___ Extracted information ___
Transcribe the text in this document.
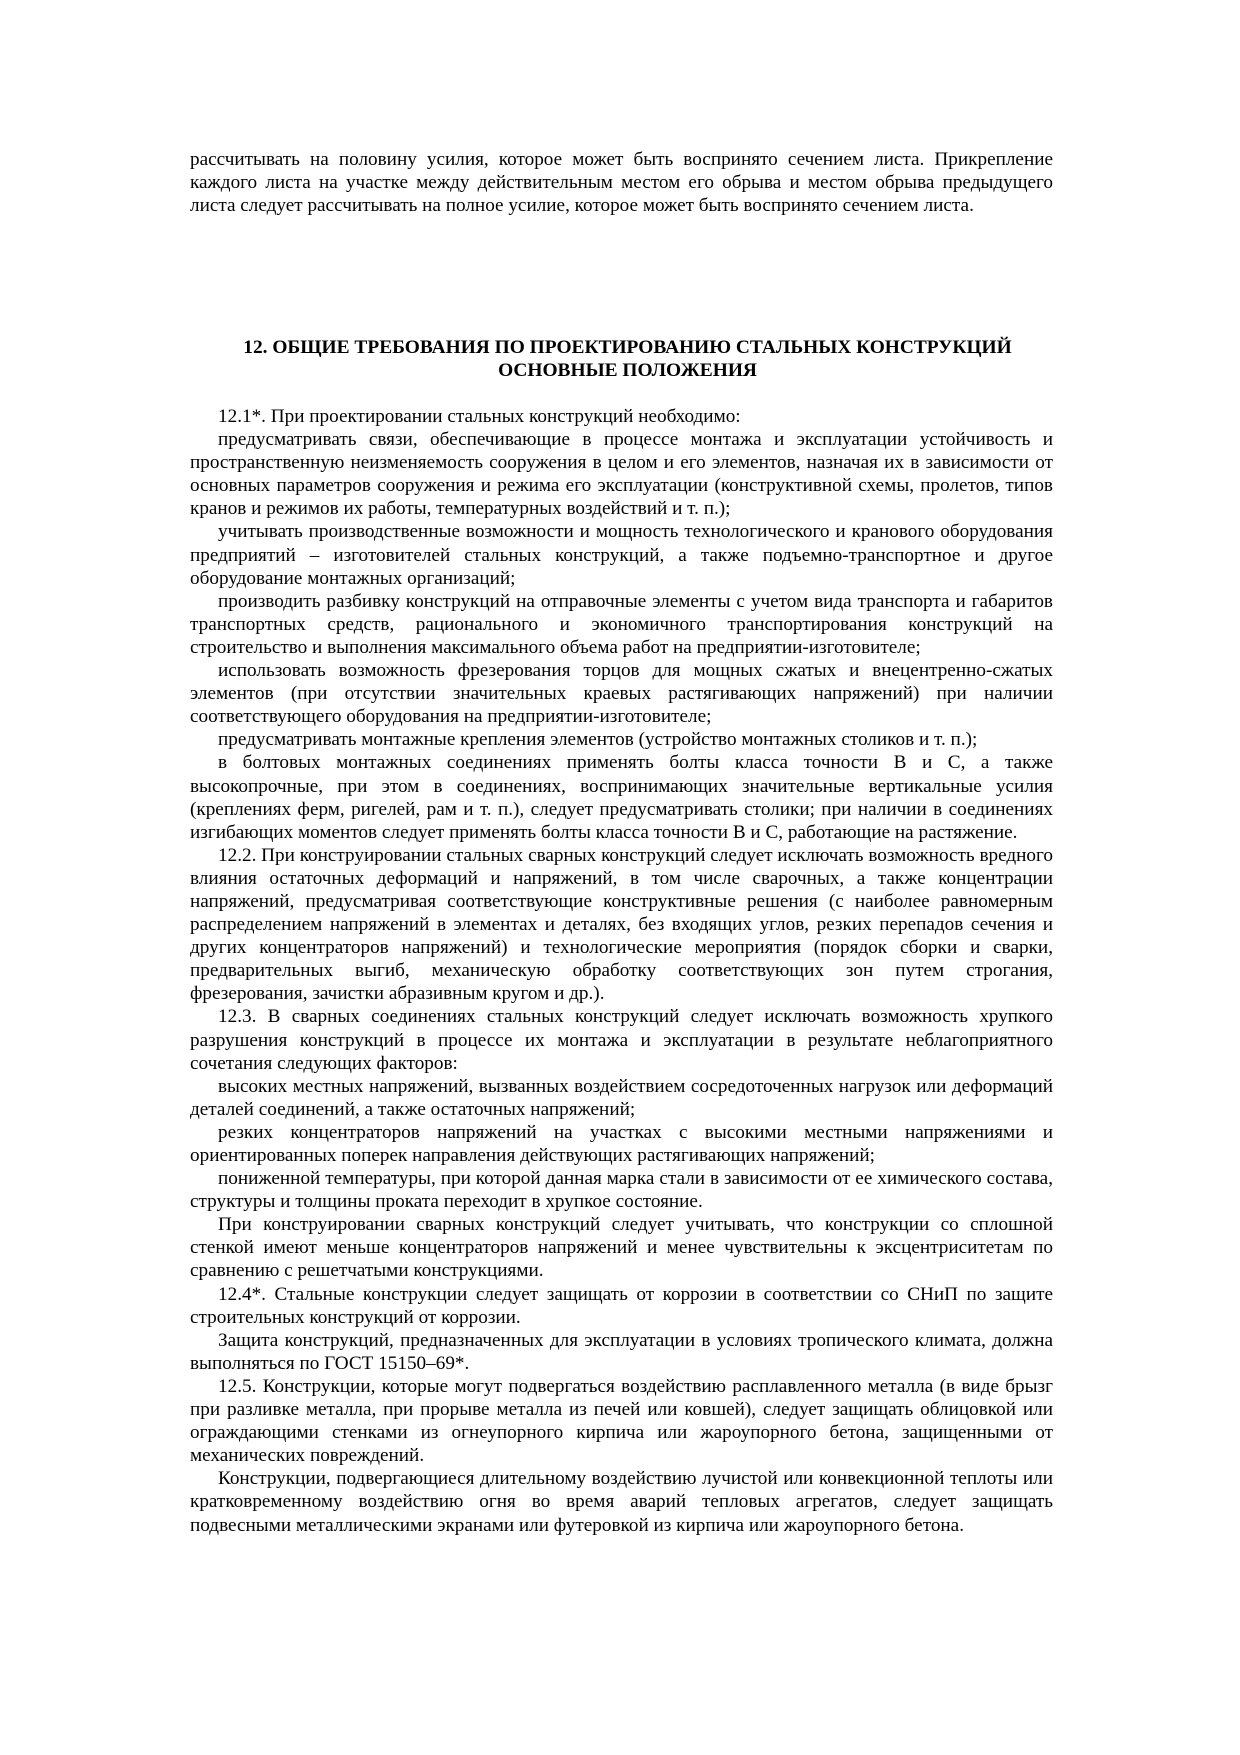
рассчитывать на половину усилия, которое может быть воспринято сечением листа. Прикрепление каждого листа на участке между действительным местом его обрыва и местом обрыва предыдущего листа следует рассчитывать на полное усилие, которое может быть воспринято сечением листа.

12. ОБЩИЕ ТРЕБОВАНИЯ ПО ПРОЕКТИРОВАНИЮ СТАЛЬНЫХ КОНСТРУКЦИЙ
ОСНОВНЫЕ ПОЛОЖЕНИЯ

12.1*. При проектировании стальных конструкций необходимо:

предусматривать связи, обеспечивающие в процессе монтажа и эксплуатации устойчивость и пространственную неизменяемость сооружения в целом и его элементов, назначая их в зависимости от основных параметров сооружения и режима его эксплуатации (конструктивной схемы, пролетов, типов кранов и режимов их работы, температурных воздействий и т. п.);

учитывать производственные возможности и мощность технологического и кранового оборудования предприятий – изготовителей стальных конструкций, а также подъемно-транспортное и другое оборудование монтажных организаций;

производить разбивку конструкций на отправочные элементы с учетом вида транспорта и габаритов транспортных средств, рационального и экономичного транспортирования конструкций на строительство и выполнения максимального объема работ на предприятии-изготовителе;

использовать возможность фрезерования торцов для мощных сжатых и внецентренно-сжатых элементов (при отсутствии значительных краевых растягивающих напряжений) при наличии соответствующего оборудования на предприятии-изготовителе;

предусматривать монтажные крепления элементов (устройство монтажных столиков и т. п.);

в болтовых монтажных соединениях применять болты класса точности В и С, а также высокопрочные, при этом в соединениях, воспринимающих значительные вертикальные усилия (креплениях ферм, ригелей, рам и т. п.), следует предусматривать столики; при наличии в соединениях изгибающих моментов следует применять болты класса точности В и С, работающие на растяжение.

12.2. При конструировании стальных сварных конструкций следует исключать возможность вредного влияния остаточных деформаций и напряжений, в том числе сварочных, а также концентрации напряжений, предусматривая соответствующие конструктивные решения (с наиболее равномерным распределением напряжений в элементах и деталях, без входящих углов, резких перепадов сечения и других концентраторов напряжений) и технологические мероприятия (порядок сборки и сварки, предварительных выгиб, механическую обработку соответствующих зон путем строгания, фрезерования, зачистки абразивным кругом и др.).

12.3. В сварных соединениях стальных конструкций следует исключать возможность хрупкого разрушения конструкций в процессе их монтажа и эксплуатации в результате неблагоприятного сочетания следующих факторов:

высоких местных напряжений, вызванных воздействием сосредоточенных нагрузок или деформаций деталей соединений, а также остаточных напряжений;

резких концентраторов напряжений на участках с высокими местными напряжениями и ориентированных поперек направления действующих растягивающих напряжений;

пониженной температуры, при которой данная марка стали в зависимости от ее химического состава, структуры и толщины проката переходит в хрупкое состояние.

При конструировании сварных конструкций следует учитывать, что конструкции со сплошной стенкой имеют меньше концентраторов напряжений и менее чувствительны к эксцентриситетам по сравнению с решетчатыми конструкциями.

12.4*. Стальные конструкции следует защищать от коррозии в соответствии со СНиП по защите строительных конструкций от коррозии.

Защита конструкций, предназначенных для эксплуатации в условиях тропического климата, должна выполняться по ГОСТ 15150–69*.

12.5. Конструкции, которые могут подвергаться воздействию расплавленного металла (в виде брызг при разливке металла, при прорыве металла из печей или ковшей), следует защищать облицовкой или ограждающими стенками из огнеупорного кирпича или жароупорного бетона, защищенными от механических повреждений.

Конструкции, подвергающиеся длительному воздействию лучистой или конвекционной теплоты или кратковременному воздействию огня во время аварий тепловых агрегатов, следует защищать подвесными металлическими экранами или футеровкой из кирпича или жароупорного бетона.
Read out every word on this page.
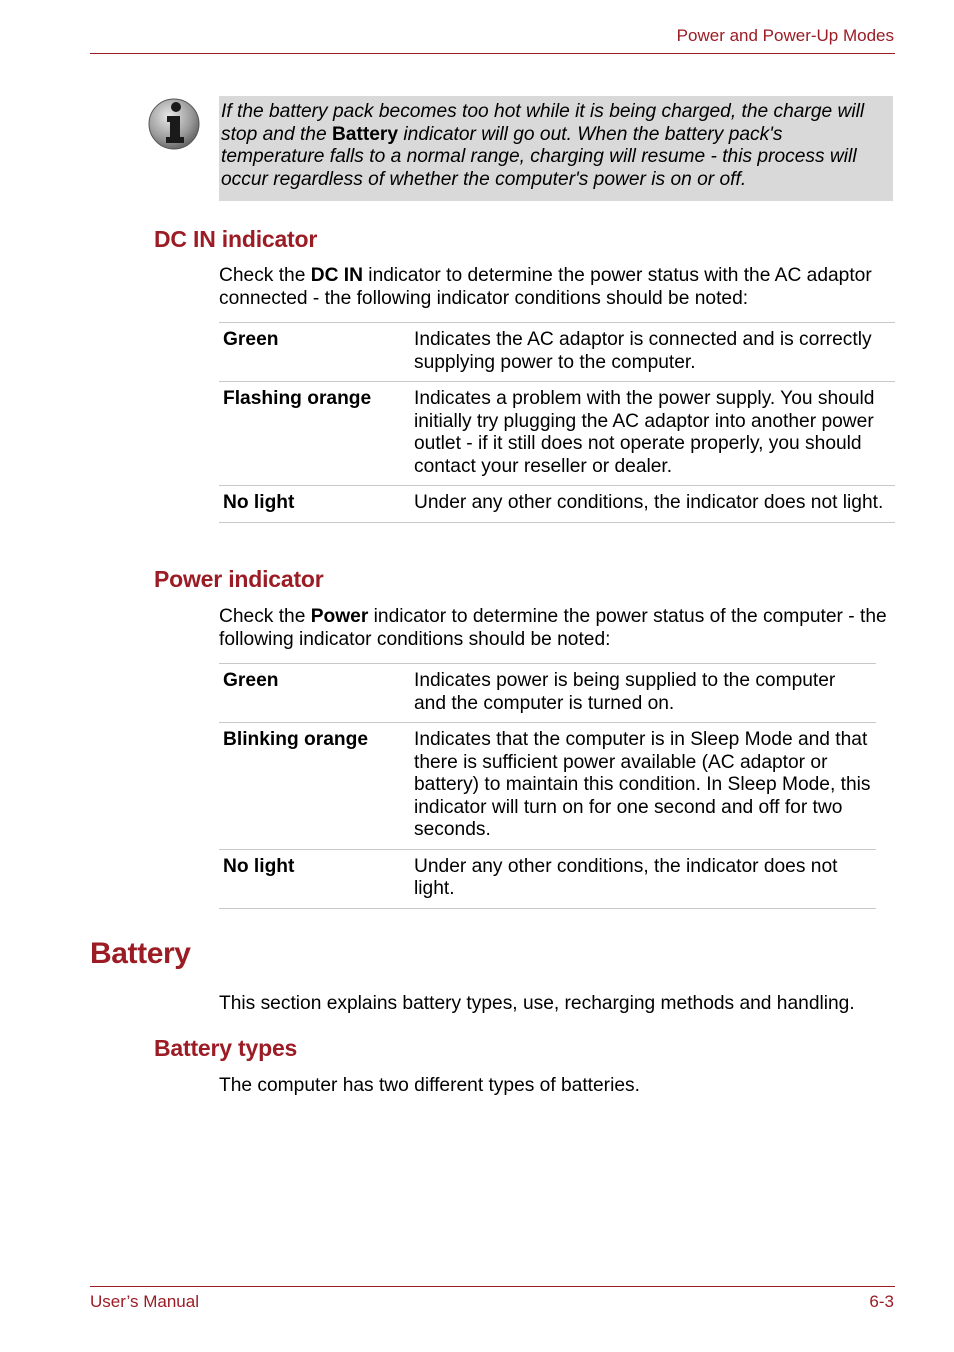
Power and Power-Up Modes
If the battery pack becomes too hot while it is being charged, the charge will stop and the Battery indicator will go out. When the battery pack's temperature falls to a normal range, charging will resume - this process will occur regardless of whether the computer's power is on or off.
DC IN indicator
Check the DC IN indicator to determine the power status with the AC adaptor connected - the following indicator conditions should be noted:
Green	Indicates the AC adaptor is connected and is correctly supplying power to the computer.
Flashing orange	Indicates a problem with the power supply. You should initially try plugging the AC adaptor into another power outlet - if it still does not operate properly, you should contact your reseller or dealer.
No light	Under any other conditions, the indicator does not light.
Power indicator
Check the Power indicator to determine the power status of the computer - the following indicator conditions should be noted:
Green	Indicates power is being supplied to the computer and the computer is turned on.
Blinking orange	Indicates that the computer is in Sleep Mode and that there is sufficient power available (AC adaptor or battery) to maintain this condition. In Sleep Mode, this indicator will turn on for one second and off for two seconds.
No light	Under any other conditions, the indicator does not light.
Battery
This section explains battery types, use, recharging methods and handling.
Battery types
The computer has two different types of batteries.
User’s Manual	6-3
___
■ **Exercise aim**
Within the listing above, find every line containing the string "determine" and return it.

■ **Exercise response**
Check the DC IN indicator to determine the power status with the AC adaptor connected - the following indicator conditions should be noted:
Check the Power indicator to determine the power status of the computer - the following indicator conditions should be noted:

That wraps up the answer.